> WORK INSTRUCTIONS: Quote the data below in full, minus the images.

> DATASET EXCERPTS:
+ + +

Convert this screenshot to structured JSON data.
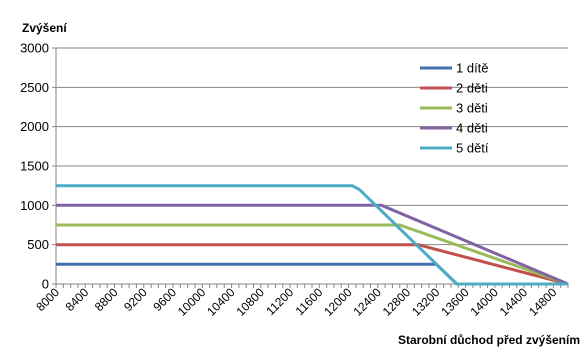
{
  "chart_data": {
    "type": "line",
    "ylabel": "Zvýšení",
    "xlabel": "Starobní důchod před zvýšením",
    "ylim": [
      0,
      3000
    ],
    "yticks": [
      0,
      500,
      1000,
      1500,
      2000,
      2500,
      3000
    ],
    "xlim": [
      8000,
      15000
    ],
    "xticks": [
      8000,
      8400,
      8800,
      9200,
      9600,
      10000,
      10400,
      10800,
      11200,
      11600,
      12000,
      12400,
      12800,
      13200,
      13600,
      14000,
      14400,
      14800
    ],
    "grid": "horizontal",
    "legend_position": "top-right",
    "series": [
      {
        "name": "1 dítě",
        "color": "#3F6FB0",
        "x": [
          8000,
          13200,
          13480,
          15000
        ],
        "y": [
          250,
          250,
          0,
          0
        ]
      },
      {
        "name": "2 děti",
        "color": "#C0504D",
        "x": [
          8000,
          12950,
          15000
        ],
        "y": [
          500,
          500,
          0
        ]
      },
      {
        "name": "3 děti",
        "color": "#9BBB59",
        "x": [
          8000,
          12700,
          15000
        ],
        "y": [
          750,
          750,
          0
        ]
      },
      {
        "name": "4 děti",
        "color": "#8064A2",
        "x": [
          8000,
          12450,
          15000
        ],
        "y": [
          1000,
          1000,
          0
        ]
      },
      {
        "name": "5 dětí",
        "color": "#4BACC6",
        "x": [
          8000,
          12050,
          12150,
          13480,
          15000
        ],
        "y": [
          1250,
          1250,
          1200,
          0,
          0
        ]
      }
    ]
  }
}
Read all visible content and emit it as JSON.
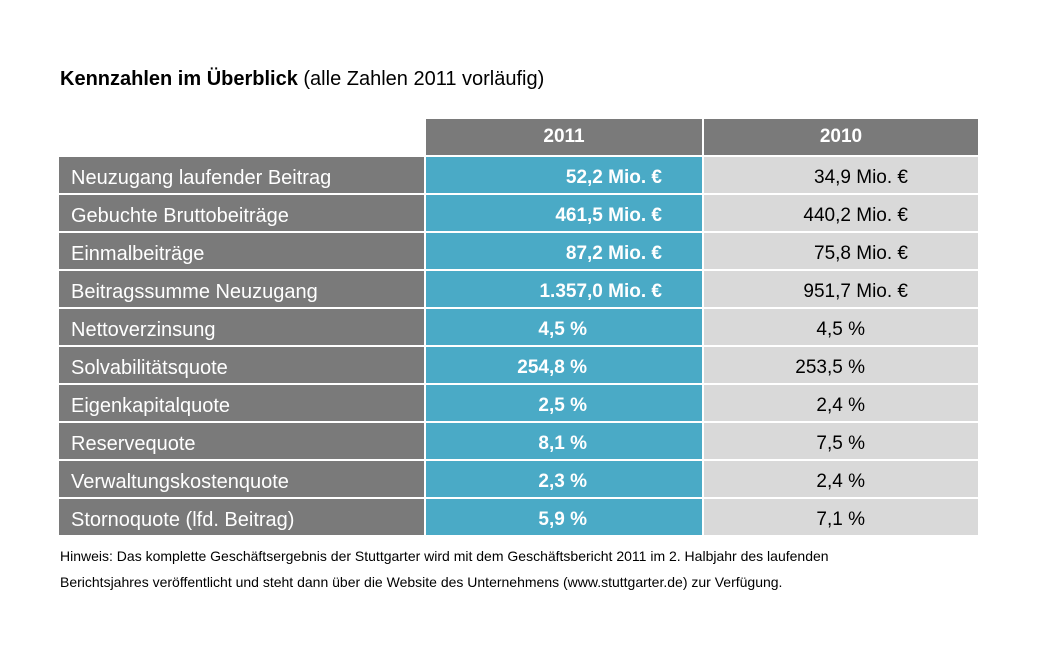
{
  "title": {
    "bold": "Kennzahlen im Überblick",
    "normal": " (alle Zahlen 2011 vorläufig)"
  },
  "table": {
    "headers": [
      "",
      "2011",
      "2010"
    ],
    "rows": [
      {
        "label": "Neuzugang laufender Beitrag",
        "v2011": "52,2 Mio. €",
        "v2010": "34,9 Mio. €"
      },
      {
        "label": "Gebuchte Bruttobeiträge",
        "v2011": "461,5 Mio. €",
        "v2010": "440,2 Mio. €"
      },
      {
        "label": "Einmalbeiträge",
        "v2011": "87,2 Mio. €",
        "v2010": "75,8 Mio. €"
      },
      {
        "label": "Beitragssumme Neuzugang",
        "v2011": "1.357,0 Mio. €",
        "v2010": "951,7 Mio. €"
      },
      {
        "label": "Nettoverzinsung",
        "v2011": "4,5 %",
        "v2010": "4,5 %"
      },
      {
        "label": "Solvabilitätsquote",
        "v2011": "254,8 %",
        "v2010": "253,5 %"
      },
      {
        "label": "Eigenkapitalquote",
        "v2011": "2,5 %",
        "v2010": "2,4 %"
      },
      {
        "label": "Reservequote",
        "v2011": "8,1 %",
        "v2010": "7,5 %"
      },
      {
        "label": "Verwaltungskostenquote",
        "v2011": "2,3 %",
        "v2010": "2,4 %"
      },
      {
        "label": "Stornoquote (lfd. Beitrag)",
        "v2011": "5,9 %",
        "v2010": "7,1 %"
      }
    ]
  },
  "note": {
    "line1": "Hinweis: Das komplette Geschäftsergebnis der Stuttgarter wird mit dem Geschäftsbericht 2011 im 2. Halbjahr des laufenden",
    "line2": "Berichtsjahres veröffentlicht und steht dann über die Website des Unternehmens (www.stuttgarter.de) zur Verfügung."
  },
  "colors": {
    "label_bg": "#7a7a7a",
    "highlight_bg": "#4aaac6",
    "compare_bg": "#d9d9d9"
  }
}
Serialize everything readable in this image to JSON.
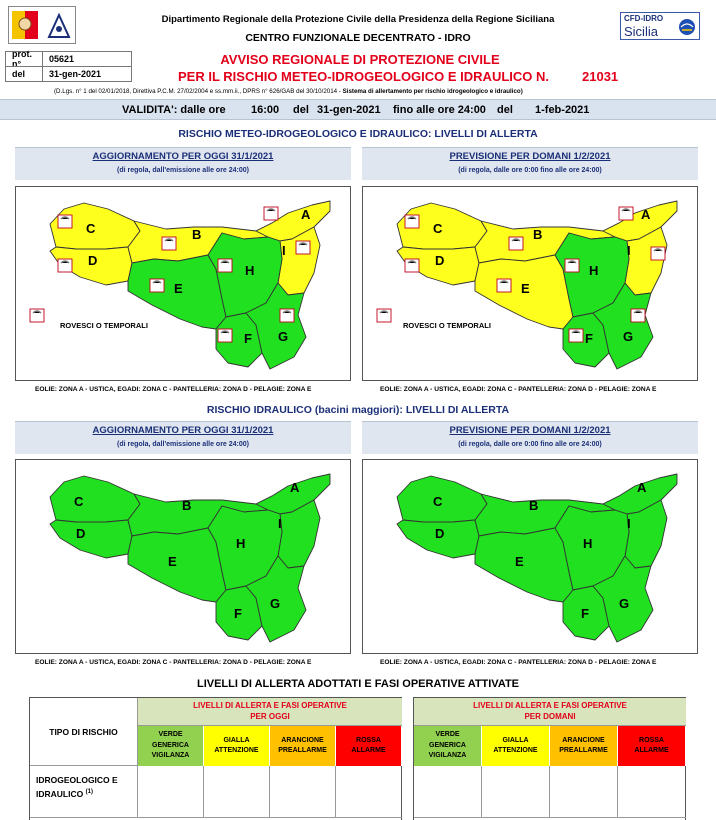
{
  "header": {
    "line1": "Dipartimento Regionale della Protezione Civile della Presidenza della Regione Siciliana",
    "line2": "CENTRO FUNZIONALE DECENTRATO - IDRO",
    "logo_right_top": "CFD-IDRO",
    "logo_right_bottom": "Sicilia"
  },
  "prot": {
    "label_prot": "prot. n°",
    "value_prot": "05621",
    "label_del": "del",
    "value_del": "31-gen-2021"
  },
  "avviso": {
    "title1": "AVVISO REGIONALE DI PROTEZIONE CIVILE",
    "title2": "PER IL RISCHIO METEO-IDROGEOLOGICO E IDRAULICO N.",
    "number": "21031",
    "legal_plain": "(D.Lgs. n° 1 del 02/01/2018, Direttiva P.C.M. 27/02/2004 e ss.mm.ii., DPRS n° 626/GAB del 30/10/2014 - ",
    "legal_bold": "Sistema di allertamento per rischio idrogeologico e idraulico)"
  },
  "validita": {
    "label": "VALIDITA': dalle ore",
    "start_time": "16:00",
    "del1": "del",
    "start_date": "31-gen-2021",
    "fino": "fino alle ore 24:00",
    "del2": "del",
    "end_date": "1-feb-2021"
  },
  "section_meteo": "RISCHIO METEO-IDROGEOLOGICO E IDRAULICO: LIVELLI DI ALLERTA",
  "section_idraulico": "RISCHIO IDRAULICO (bacini maggiori): LIVELLI DI ALLERTA",
  "panels": {
    "oggi_title": "AGGIORNAMENTO PER OGGI 31/1/2021",
    "oggi_sub": "(di regola, dall'emissione alle ore 24:00)",
    "domani_title": "PREVISIONE PER DOMANI 1/2/2021",
    "domani_sub": "(di regola, dalle ore 0:00 fino alle ore 24:00)"
  },
  "zones": {
    "A": "A",
    "B": "B",
    "C": "C",
    "D": "D",
    "E": "E",
    "F": "F",
    "G": "G",
    "H": "H",
    "I": "I"
  },
  "rovesci_label": "ROVESCI O TEMPORALI",
  "islands_note": "EOLIE: ZONA A - USTICA, EGADI: ZONA C - PANTELLERIA: ZONA D - PELAGIE: ZONA E",
  "colors": {
    "green": "#20e020",
    "yellow": "#ffff1e",
    "orange": "#ff9f00",
    "red": "#ff1a1a",
    "lightgreen": "#92d050",
    "gold": "#ffc000",
    "navy": "#1b2f78",
    "alert_red": "#e3001b"
  },
  "levels_table": {
    "title": "LIVELLI DI ALLERTA ADOTTATI E FASI OPERATIVE ATTIVATE",
    "tipo_label": "TIPO DI RISCHIO",
    "oggi_head1": "LIVELLI DI ALLERTA E FASI OPERATIVE",
    "oggi_head2": "PER OGGI",
    "domani_head1": "LIVELLI DI ALLERTA E FASI OPERATIVE",
    "domani_head2": "PER DOMANI",
    "levels": [
      {
        "name": "VERDE",
        "phase": "GENERICA VIGILANZA"
      },
      {
        "name": "GIALLA",
        "phase": "ATTENZIONE"
      },
      {
        "name": "ARANCIONE",
        "phase": "PREALLARME"
      },
      {
        "name": "ROSSA",
        "phase": "ALLARME"
      }
    ],
    "row1_label": "IDROGEOLOGICO E IDRAULICO",
    "row1_sup": "(1)"
  }
}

+ + +

> FINAL RESULT:
Convert this screenshot to structured JSON data.
{
  "chart_data": {
    "type": "line",
    "ylabel": "Zvýšení",
    "xlabel": "Starobní důchod před zvýšením",
    "ylim": [
      0,
      3000
    ],
    "yticks": [
      0,
      500,
      1000,
      1500,
      2000,
      2500,
      3000
    ],
    "xlim": [
      8000,
      15000
    ],
    "xticks": [
      8000,
      8400,
      8800,
      9200,
      9600,
      10000,
      10400,
      10800,
      11200,
      11600,
      12000,
      12400,
      12800,
      13200,
      13600,
      14000,
      14400,
      14800
    ],
    "grid": "horizontal",
    "legend_position": "top-right",
    "series": [
      {
        "name": "1 dítě",
        "color": "#3F6FB0",
        "x": [
          8000,
          13200,
          13480,
          15000
        ],
        "y": [
          250,
          250,
          0,
          0
        ]
      },
      {
        "name": "2 děti",
        "color": "#C0504D",
        "x": [
          8000,
          12950,
          15000
        ],
        "y": [
          500,
          500,
          0
        ]
      },
      {
        "name": "3 děti",
        "color": "#9BBB59",
        "x": [
          8000,
          12700,
          15000
        ],
        "y": [
          750,
          750,
          0
        ]
      },
      {
        "name": "4 děti",
        "color": "#8064A2",
        "x": [
          8000,
          12450,
          15000
        ],
        "y": [
          1000,
          1000,
          0
        ]
      },
      {
        "name": "5 dětí",
        "color": "#4BACC6",
        "x": [
          8000,
          12050,
          12150,
          13480,
          15000
        ],
        "y": [
          1250,
          1250,
          1200,
          0,
          0
        ]
      }
    ]
  }
}
Read all visible content and emit it as JSON.
{
  "title": {
    "bold": "Kennzahlen im Überblick",
    "normal": " (alle Zahlen 2011 vorläufig)"
  },
  "table": {
    "headers": [
      "",
      "2011",
      "2010"
    ],
    "rows": [
      {
        "label": "Neuzugang laufender Beitrag",
        "v2011": "52,2 Mio. €",
        "v2010": "34,9 Mio. €"
      },
      {
        "label": "Gebuchte Bruttobeiträge",
        "v2011": "461,5 Mio. €",
        "v2010": "440,2 Mio. €"
      },
      {
        "label": "Einmalbeiträge",
        "v2011": "87,2 Mio. €",
        "v2010": "75,8 Mio. €"
      },
      {
        "label": "Beitragssumme Neuzugang",
        "v2011": "1.357,0 Mio. €",
        "v2010": "951,7 Mio. €"
      },
      {
        "label": "Nettoverzinsung",
        "v2011": "4,5 %",
        "v2010": "4,5 %"
      },
      {
        "label": "Solvabilitätsquote",
        "v2011": "254,8 %",
        "v2010": "253,5 %"
      },
      {
        "label": "Eigenkapitalquote",
        "v2011": "2,5 %",
        "v2010": "2,4 %"
      },
      {
        "label": "Reservequote",
        "v2011": "8,1 %",
        "v2010": "7,5 %"
      },
      {
        "label": "Verwaltungskostenquote",
        "v2011": "2,3 %",
        "v2010": "2,4 %"
      },
      {
        "label": "Stornoquote (lfd. Beitrag)",
        "v2011": "5,9 %",
        "v2010": "7,1 %"
      }
    ]
  },
  "note": {
    "line1": "Hinweis: Das komplette Geschäftsergebnis der Stuttgarter wird mit dem Geschäftsbericht 2011 im 2. Halbjahr des laufenden",
    "line2": "Berichtsjahres veröffentlicht und steht dann über die Website des Unternehmens (www.stuttgarter.de) zur Verfügung."
  },
  "colors": {
    "label_bg": "#7a7a7a",
    "highlight_bg": "#4aaac6",
    "compare_bg": "#d9d9d9"
  }
}
Serialize everything readable in this image to JSON.
{
  "header": {
    "line1": "Dipartimento Regionale della Protezione Civile della Presidenza della Regione Siciliana",
    "line2": "CENTRO FUNZIONALE DECENTRATO - IDRO",
    "logo_right_top": "CFD-IDRO",
    "logo_right_bottom": "Sicilia"
  },
  "prot": {
    "label_prot": "prot. n°",
    "value_prot": "05621",
    "label_del": "del",
    "value_del": "31-gen-2021"
  },
  "avviso": {
    "title1": "AVVISO REGIONALE DI PROTEZIONE CIVILE",
    "title2": "PER IL RISCHIO METEO-IDROGEOLOGICO E IDRAULICO N.",
    "number": "21031",
    "legal_plain": "(D.Lgs. n° 1 del 02/01/2018, Direttiva P.C.M. 27/02/2004 e ss.mm.ii., DPRS n° 626/GAB del 30/10/2014 - ",
    "legal_bold": "Sistema di allertamento per rischio idrogeologico e idraulico)"
  },
  "validita": {
    "label": "VALIDITA': dalle ore",
    "start_time": "16:00",
    "del1": "del",
    "start_date": "31-gen-2021",
    "fino": "fino alle ore 24:00",
    "del2": "del",
    "end_date": "1-feb-2021"
  },
  "section_meteo": "RISCHIO METEO-IDROGEOLOGICO E IDRAULICO: LIVELLI DI ALLERTA",
  "section_idraulico": "RISCHIO IDRAULICO (bacini maggiori): LIVELLI DI ALLERTA",
  "panels": {
    "oggi_title": "AGGIORNAMENTO PER OGGI 31/1/2021",
    "oggi_sub": "(di regola, dall'emissione alle ore 24:00)",
    "domani_title": "PREVISIONE PER DOMANI 1/2/2021",
    "domani_sub": "(di regola, dalle ore 0:00 fino alle ore 24:00)"
  },
  "zones": {
    "A": "A",
    "B": "B",
    "C": "C",
    "D": "D",
    "E": "E",
    "F": "F",
    "G": "G",
    "H": "H",
    "I": "I"
  },
  "rovesci_label": "ROVESCI O TEMPORALI",
  "islands_note": "EOLIE: ZONA A - USTICA, EGADI: ZONA C - PANTELLERIA: ZONA D - PELAGIE: ZONA E",
  "colors": {
    "green": "#20e020",
    "yellow": "#ffff1e",
    "orange": "#ff9f00",
    "red": "#ff1a1a",
    "lightgreen": "#92d050",
    "gold": "#ffc000",
    "navy": "#1b2f78",
    "alert_red": "#e3001b"
  },
  "levels_table": {
    "title": "LIVELLI DI ALLERTA ADOTTATI E FASI OPERATIVE ATTIVATE",
    "tipo_label": "TIPO DI RISCHIO",
    "oggi_head1": "LIVELLI DI ALLERTA E FASI OPERATIVE",
    "oggi_head2": "PER OGGI",
    "domani_head1": "LIVELLI DI ALLERTA E FASI OPERATIVE",
    "domani_head2": "PER DOMANI",
    "levels": [
      {
        "name": "VERDE",
        "phase": "GENERICA VIGILANZA"
      },
      {
        "name": "GIALLA",
        "phase": "ATTENZIONE"
      },
      {
        "name": "ARANCIONE",
        "phase": "PREALLARME"
      },
      {
        "name": "ROSSA",
        "phase": "ALLARME"
      }
    ],
    "row1_label": "IDROGEOLOGICO E IDRAULICO",
    "row1_sup": "(1)"
  }
}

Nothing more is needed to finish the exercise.